[Set problem] Your output must consist solely of the lines from the one containing "Enumerate this screenshot's" through the end of the records, reproduced exactly.

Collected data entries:
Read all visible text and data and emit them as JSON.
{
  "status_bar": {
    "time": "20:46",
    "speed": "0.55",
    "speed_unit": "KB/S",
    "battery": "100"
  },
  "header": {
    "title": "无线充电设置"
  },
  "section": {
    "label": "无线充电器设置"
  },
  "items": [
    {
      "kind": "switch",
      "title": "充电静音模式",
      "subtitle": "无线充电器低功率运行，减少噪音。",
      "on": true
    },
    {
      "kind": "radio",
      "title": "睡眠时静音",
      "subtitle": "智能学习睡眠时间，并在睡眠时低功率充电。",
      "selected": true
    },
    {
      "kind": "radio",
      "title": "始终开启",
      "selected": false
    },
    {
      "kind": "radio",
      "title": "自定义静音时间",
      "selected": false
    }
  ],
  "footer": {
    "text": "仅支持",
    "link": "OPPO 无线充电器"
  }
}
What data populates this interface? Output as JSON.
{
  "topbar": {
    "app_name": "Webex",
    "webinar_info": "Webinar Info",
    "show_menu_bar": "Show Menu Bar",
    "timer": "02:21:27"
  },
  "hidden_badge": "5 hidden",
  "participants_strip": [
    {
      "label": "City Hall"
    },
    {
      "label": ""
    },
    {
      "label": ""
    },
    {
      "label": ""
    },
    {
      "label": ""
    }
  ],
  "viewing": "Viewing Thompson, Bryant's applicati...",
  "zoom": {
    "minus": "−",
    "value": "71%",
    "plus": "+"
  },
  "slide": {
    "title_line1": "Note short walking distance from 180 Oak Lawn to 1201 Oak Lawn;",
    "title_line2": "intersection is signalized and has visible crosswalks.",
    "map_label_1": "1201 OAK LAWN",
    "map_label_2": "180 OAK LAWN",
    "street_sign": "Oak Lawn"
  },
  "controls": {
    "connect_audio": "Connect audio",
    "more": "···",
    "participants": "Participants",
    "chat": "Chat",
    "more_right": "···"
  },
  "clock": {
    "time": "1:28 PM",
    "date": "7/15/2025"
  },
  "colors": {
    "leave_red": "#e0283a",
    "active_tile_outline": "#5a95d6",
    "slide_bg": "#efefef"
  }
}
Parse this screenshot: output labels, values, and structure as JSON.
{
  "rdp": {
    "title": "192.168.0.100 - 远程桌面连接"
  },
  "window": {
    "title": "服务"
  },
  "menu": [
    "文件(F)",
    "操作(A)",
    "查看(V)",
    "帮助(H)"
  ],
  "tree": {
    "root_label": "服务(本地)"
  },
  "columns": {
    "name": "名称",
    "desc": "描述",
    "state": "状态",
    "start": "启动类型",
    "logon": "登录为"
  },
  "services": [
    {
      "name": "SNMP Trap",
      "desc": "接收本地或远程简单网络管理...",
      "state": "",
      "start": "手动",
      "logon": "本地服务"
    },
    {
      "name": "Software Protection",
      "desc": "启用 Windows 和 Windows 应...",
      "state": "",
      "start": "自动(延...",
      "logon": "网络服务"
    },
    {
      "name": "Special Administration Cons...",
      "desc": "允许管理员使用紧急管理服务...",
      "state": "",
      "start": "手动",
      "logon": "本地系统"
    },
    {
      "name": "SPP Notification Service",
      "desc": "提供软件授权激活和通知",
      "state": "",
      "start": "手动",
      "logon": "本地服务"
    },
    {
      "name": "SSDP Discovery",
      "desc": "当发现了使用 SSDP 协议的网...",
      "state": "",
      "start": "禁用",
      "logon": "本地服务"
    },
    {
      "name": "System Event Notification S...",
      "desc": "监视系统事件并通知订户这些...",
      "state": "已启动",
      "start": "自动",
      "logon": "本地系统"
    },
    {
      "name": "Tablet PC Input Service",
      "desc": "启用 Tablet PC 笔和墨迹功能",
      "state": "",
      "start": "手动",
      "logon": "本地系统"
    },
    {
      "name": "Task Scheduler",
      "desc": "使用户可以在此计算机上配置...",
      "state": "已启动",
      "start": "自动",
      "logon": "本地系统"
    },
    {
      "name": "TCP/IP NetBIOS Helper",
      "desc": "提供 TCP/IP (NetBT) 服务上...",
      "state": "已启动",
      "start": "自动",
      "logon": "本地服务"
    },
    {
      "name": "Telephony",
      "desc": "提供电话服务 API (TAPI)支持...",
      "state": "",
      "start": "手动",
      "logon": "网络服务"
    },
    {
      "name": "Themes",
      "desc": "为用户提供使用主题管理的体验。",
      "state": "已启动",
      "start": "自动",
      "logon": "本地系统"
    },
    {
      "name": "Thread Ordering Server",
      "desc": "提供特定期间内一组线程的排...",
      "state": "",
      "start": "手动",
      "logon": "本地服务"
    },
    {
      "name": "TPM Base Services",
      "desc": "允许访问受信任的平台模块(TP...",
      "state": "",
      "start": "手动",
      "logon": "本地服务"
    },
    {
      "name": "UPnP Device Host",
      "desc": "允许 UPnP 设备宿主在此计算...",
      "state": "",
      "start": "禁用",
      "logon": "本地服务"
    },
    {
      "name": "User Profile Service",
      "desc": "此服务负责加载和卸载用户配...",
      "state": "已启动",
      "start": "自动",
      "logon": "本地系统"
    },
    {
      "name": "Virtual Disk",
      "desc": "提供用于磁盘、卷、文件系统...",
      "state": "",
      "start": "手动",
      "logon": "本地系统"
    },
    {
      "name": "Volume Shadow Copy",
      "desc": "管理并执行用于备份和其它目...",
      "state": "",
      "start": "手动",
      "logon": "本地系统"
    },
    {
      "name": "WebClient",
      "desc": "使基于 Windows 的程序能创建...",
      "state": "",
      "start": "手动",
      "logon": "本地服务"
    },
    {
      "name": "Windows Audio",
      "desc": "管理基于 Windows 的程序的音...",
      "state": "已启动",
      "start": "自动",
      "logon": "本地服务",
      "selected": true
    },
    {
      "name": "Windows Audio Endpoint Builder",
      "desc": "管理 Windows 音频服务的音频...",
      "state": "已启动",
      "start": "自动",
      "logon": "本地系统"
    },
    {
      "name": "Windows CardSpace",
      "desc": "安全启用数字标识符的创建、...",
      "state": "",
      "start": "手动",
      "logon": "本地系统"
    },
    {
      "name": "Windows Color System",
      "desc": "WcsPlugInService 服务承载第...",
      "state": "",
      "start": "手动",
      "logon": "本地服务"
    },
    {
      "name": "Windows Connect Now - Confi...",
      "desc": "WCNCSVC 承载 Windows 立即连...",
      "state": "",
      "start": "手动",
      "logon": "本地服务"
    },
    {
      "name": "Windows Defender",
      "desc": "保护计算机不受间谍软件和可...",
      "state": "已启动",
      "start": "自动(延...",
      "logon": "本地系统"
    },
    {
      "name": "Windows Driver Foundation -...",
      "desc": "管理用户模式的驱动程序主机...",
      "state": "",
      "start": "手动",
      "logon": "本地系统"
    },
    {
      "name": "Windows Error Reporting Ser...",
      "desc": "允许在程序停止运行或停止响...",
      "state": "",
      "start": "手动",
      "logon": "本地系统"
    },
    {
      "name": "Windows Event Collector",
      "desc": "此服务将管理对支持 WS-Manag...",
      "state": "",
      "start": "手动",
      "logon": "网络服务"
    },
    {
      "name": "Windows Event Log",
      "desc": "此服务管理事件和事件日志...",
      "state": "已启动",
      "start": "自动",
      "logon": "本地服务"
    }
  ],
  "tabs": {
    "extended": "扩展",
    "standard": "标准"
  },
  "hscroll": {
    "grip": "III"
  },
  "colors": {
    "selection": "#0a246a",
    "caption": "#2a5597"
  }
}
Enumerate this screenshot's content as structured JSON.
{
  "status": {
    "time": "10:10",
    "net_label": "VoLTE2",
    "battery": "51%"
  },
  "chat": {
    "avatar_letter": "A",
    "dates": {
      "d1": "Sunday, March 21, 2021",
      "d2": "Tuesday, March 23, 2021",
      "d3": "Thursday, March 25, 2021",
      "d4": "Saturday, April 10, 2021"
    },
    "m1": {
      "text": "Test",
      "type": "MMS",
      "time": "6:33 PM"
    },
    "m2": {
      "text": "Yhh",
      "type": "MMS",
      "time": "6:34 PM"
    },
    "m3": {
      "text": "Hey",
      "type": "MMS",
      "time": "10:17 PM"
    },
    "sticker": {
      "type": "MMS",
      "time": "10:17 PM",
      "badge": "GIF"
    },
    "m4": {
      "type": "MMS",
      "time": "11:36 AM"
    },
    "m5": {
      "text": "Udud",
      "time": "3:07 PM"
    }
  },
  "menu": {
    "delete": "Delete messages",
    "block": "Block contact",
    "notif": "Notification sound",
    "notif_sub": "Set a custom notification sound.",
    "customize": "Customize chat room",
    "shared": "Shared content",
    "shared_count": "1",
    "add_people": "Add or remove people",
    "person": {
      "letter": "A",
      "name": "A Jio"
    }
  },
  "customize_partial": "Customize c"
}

[Solution below]
Enumerate this screenshot's content as structured JSON.
{
  "status": {
    "time": "10:10",
    "net_label": "VoLTE2",
    "battery": "51%"
  },
  "chat": {
    "avatar_letter": "A",
    "dates": {
      "d1": "Sunday, March 21, 2021",
      "d2": "Tuesday, March 23, 2021",
      "d3": "Thursday, March 25, 2021",
      "d4": "Saturday, April 10, 2021"
    },
    "m1": {
      "text": "Test",
      "type": "MMS",
      "time": "6:33 PM"
    },
    "m2": {
      "text": "Yhh",
      "type": "MMS",
      "time": "6:34 PM"
    },
    "m3": {
      "text": "Hey",
      "type": "MMS",
      "time": "10:17 PM"
    },
    "sticker": {
      "type": "MMS",
      "time": "10:17 PM",
      "badge": "GIF"
    },
    "m4": {
      "type": "MMS",
      "time": "11:36 AM"
    },
    "m5": {
      "text": "Udud",
      "time": "3:07 PM"
    }
  },
  "menu": {
    "delete": "Delete messages",
    "block": "Block contact",
    "notif": "Notification sound",
    "notif_sub": "Set a custom notification sound.",
    "customize": "Customize chat room",
    "shared": "Shared content",
    "shared_count": "1",
    "add_people": "Add or remove people",
    "person": {
      "letter": "A",
      "name": "A Jio"
    }
  },
  "customize_partial": "Customize c"
}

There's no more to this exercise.